Description of the task
Look for "Current" in each line of the entries, and return the matching lines.

Dataset extract
········

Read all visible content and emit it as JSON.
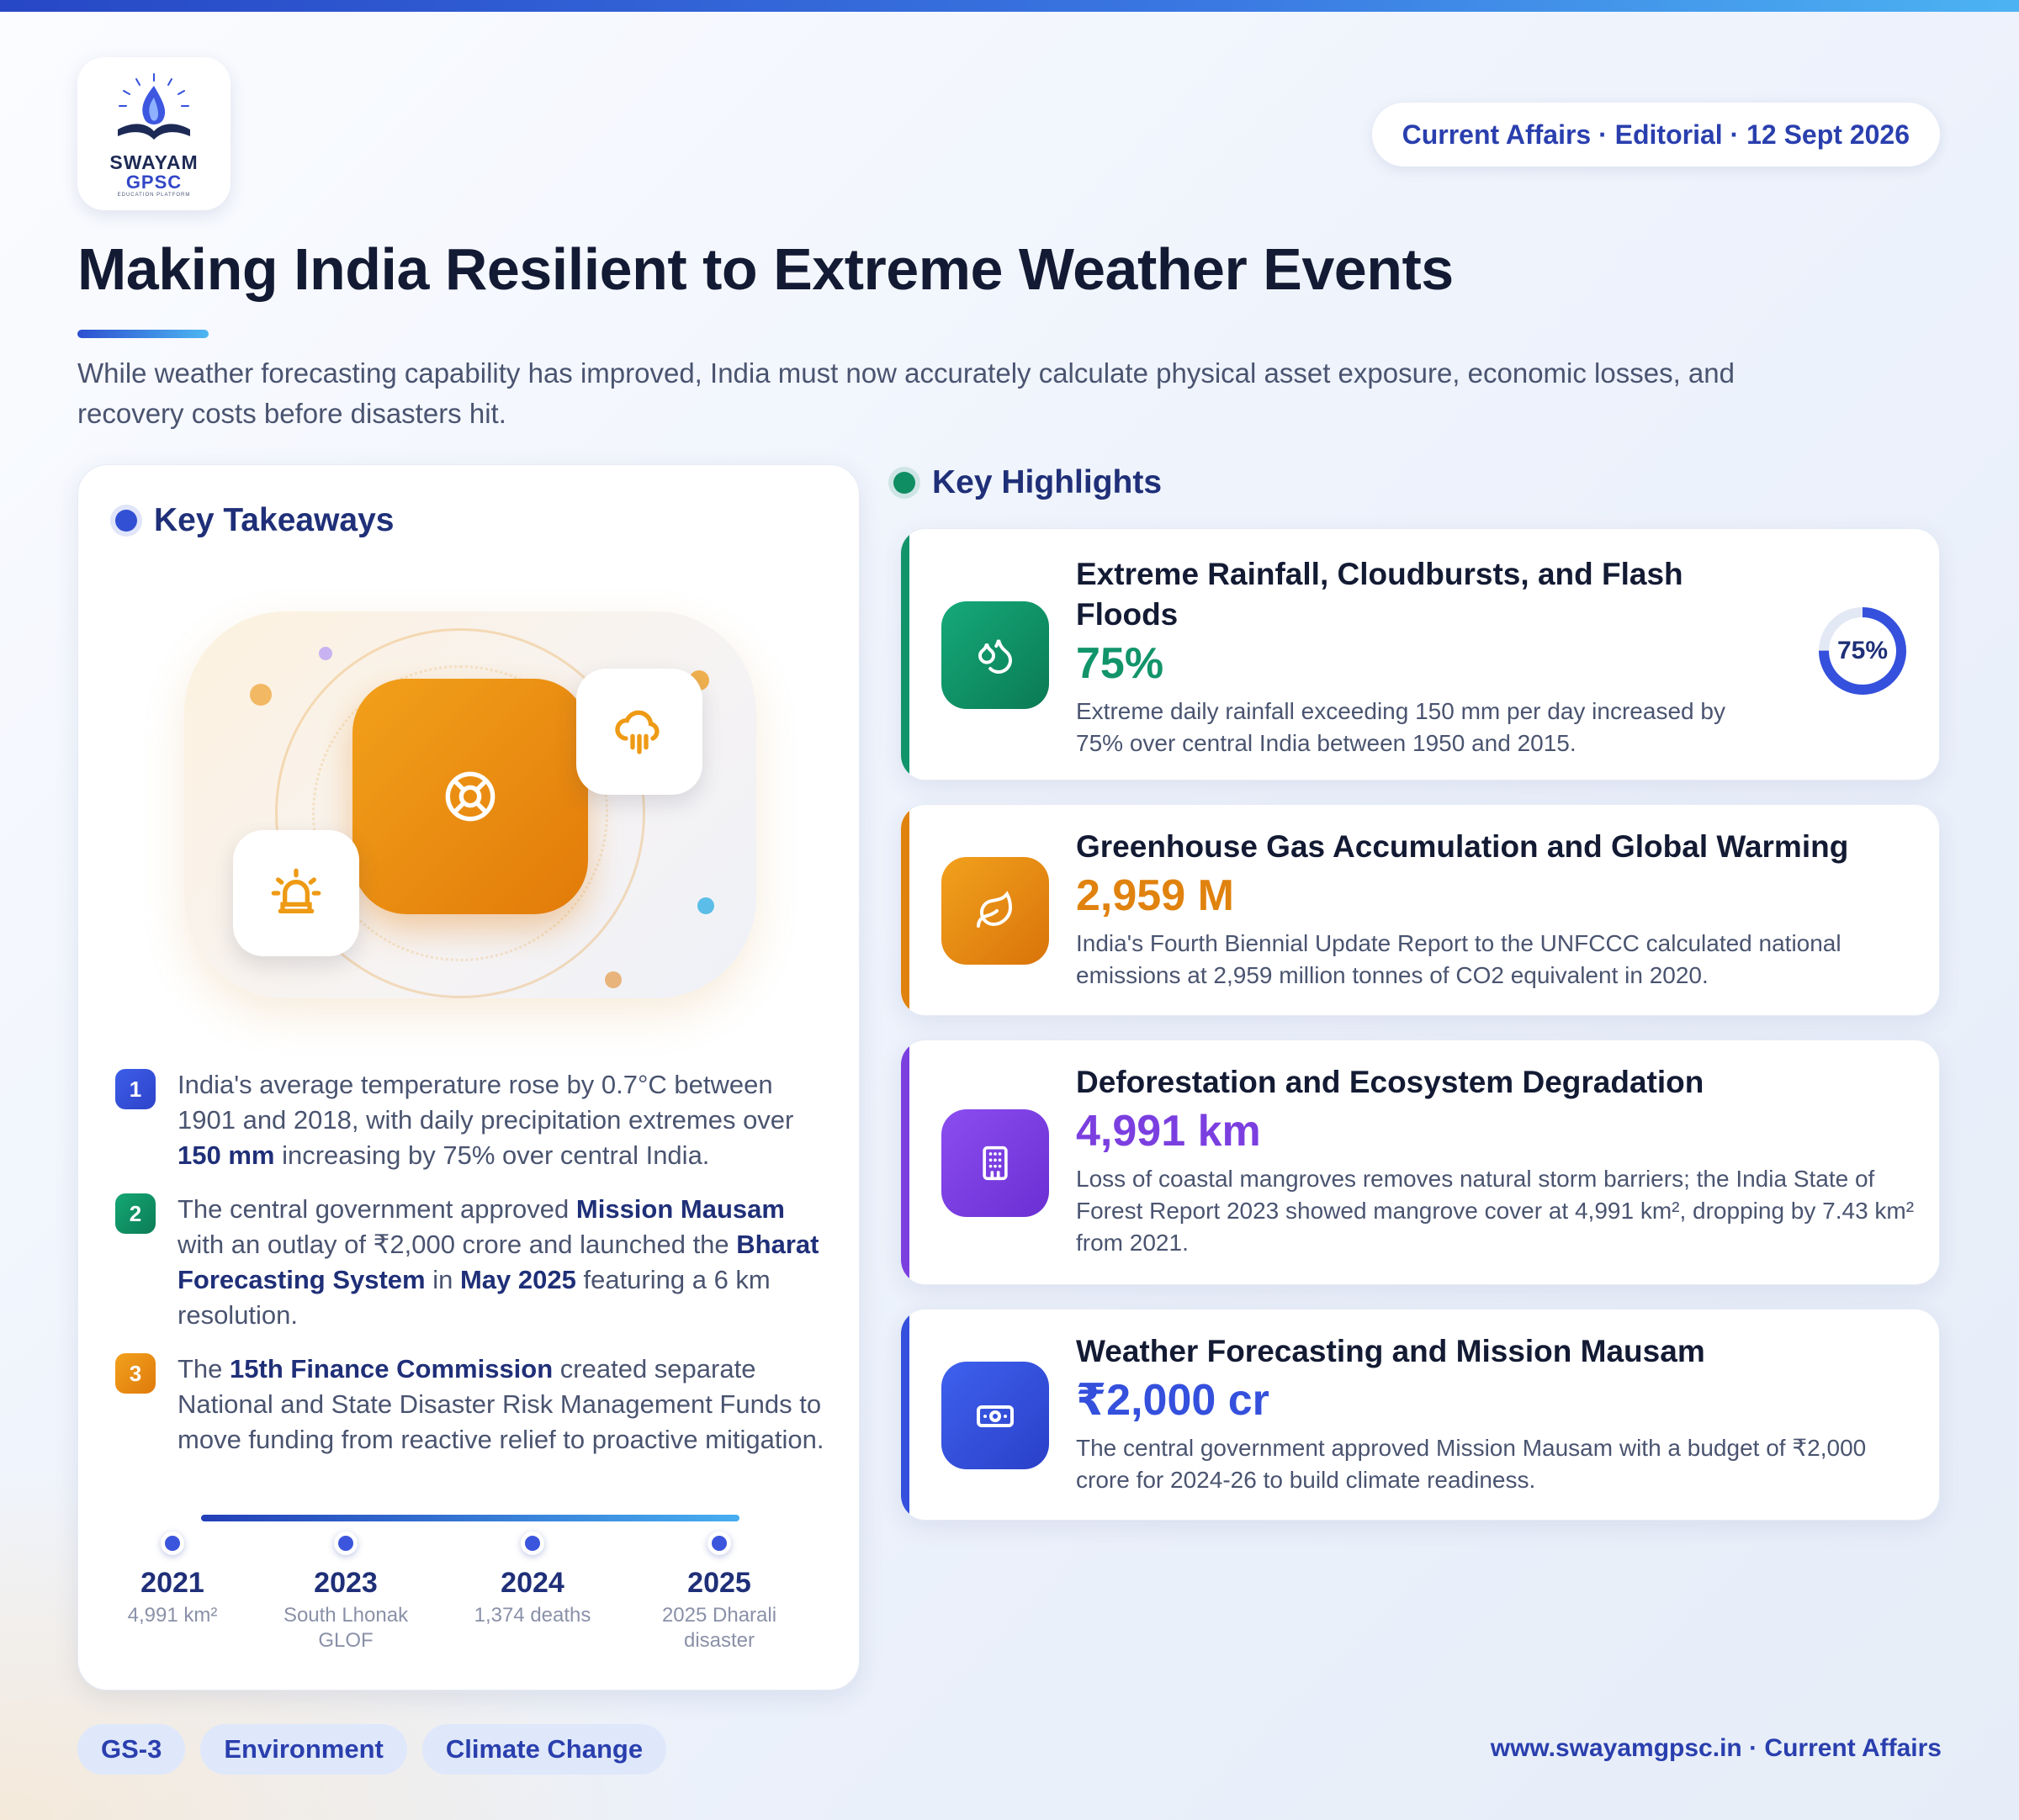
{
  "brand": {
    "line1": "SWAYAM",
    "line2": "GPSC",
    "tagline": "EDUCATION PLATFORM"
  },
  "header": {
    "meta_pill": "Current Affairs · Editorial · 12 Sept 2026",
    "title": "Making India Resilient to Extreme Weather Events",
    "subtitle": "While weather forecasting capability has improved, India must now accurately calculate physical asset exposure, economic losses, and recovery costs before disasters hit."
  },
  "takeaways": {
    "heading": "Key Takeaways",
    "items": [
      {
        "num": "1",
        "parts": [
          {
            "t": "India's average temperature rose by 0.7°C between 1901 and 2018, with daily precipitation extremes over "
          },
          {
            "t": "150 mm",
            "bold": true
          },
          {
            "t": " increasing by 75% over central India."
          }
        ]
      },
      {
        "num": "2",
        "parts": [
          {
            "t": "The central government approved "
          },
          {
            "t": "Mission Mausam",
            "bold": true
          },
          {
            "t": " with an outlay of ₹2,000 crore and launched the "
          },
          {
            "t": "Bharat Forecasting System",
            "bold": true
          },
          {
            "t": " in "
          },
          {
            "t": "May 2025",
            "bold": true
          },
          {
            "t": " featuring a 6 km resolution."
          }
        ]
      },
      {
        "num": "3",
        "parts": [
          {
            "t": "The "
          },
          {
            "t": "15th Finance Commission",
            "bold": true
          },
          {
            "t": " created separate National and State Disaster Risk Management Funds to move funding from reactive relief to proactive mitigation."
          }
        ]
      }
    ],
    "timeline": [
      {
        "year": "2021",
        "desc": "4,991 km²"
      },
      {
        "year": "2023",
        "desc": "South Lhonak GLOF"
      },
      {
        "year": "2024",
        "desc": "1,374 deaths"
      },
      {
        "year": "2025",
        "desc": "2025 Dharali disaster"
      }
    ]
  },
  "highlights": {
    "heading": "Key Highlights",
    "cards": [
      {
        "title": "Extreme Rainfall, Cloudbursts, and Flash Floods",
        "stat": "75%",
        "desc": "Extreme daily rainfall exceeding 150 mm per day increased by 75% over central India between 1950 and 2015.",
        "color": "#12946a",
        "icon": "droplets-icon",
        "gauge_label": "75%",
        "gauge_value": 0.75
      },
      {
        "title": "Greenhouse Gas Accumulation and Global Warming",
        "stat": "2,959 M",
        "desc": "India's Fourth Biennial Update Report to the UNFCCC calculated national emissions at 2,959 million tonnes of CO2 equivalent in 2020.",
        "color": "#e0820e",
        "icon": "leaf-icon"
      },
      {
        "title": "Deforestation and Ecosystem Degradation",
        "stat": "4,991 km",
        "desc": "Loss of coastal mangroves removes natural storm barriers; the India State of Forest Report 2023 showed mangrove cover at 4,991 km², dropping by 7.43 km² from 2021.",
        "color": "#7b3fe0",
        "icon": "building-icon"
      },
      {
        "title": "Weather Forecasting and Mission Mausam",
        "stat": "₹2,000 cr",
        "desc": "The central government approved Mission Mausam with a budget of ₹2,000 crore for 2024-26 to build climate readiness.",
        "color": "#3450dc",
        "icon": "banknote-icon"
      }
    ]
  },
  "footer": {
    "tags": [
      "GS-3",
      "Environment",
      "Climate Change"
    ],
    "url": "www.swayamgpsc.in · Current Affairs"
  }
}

········

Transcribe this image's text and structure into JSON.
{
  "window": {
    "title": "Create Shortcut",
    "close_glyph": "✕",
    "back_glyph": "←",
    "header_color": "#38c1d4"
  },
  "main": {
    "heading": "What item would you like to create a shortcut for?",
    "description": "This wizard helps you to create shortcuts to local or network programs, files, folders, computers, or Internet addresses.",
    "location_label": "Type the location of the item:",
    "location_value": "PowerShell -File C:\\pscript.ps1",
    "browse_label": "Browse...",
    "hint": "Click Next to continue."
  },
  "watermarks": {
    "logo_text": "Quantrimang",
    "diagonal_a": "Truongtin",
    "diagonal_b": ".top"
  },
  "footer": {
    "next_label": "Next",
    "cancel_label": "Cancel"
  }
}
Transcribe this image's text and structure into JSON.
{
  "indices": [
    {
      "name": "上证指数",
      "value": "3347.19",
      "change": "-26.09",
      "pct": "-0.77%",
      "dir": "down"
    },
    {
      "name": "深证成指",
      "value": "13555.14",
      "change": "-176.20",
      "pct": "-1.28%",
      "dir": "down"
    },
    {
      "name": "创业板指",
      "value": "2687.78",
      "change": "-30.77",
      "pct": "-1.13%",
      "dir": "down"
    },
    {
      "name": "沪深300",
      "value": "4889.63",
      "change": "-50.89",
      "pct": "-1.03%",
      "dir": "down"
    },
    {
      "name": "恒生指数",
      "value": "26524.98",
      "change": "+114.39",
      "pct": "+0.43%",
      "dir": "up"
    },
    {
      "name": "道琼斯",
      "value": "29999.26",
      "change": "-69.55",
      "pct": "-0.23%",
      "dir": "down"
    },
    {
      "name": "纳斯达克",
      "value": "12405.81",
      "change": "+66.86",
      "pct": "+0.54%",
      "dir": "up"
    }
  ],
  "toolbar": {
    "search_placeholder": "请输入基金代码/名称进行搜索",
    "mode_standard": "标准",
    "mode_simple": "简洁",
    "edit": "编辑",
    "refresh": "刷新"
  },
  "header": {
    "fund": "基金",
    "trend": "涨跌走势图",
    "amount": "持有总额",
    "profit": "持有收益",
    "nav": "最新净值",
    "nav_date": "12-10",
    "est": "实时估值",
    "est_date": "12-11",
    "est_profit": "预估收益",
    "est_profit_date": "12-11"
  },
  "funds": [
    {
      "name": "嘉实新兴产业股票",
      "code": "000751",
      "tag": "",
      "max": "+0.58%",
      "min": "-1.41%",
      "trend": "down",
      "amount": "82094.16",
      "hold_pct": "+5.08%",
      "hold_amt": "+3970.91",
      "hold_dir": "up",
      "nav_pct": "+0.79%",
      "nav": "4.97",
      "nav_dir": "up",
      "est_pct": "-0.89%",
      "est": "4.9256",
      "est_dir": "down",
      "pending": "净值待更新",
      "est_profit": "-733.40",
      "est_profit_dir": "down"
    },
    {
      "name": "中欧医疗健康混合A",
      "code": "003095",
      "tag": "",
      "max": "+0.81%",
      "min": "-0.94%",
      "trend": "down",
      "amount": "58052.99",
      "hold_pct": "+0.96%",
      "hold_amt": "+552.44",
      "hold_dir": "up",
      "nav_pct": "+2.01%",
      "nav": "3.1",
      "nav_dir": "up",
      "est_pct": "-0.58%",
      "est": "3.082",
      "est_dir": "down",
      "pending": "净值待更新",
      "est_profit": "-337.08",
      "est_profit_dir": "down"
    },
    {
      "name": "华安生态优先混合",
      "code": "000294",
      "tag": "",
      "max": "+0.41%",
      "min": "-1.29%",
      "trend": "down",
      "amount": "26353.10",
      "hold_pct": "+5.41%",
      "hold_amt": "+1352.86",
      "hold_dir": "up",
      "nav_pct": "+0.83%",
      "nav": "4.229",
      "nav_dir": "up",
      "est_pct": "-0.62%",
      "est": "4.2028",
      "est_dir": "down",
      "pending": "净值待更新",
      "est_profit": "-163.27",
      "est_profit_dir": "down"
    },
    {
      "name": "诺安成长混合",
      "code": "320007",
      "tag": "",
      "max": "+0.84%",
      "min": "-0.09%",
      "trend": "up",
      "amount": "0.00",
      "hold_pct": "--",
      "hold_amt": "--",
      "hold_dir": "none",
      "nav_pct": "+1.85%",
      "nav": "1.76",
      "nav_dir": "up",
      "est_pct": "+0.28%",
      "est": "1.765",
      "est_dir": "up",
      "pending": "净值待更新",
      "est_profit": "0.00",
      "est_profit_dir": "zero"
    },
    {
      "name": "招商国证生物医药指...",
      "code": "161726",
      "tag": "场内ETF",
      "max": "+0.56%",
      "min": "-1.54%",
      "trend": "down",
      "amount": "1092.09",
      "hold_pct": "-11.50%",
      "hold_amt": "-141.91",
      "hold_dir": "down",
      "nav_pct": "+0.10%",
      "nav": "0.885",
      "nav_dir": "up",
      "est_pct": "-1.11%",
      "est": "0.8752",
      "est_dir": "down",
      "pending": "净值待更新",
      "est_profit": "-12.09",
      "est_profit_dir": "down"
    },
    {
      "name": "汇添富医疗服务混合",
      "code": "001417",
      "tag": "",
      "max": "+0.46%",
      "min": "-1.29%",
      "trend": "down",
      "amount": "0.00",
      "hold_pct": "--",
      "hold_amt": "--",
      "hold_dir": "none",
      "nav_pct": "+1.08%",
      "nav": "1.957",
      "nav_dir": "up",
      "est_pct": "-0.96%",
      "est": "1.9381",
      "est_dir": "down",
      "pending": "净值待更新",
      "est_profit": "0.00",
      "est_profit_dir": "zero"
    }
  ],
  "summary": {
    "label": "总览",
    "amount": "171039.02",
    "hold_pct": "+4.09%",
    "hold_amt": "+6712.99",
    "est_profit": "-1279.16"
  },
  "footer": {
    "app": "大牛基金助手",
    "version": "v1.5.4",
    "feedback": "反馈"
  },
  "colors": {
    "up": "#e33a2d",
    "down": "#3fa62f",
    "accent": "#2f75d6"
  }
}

········

In response
    "meta_pill": "Current Affairs · Editorial · 12 Sept 2026",
    "url": "www.swayamgpsc.in · Current Affairs"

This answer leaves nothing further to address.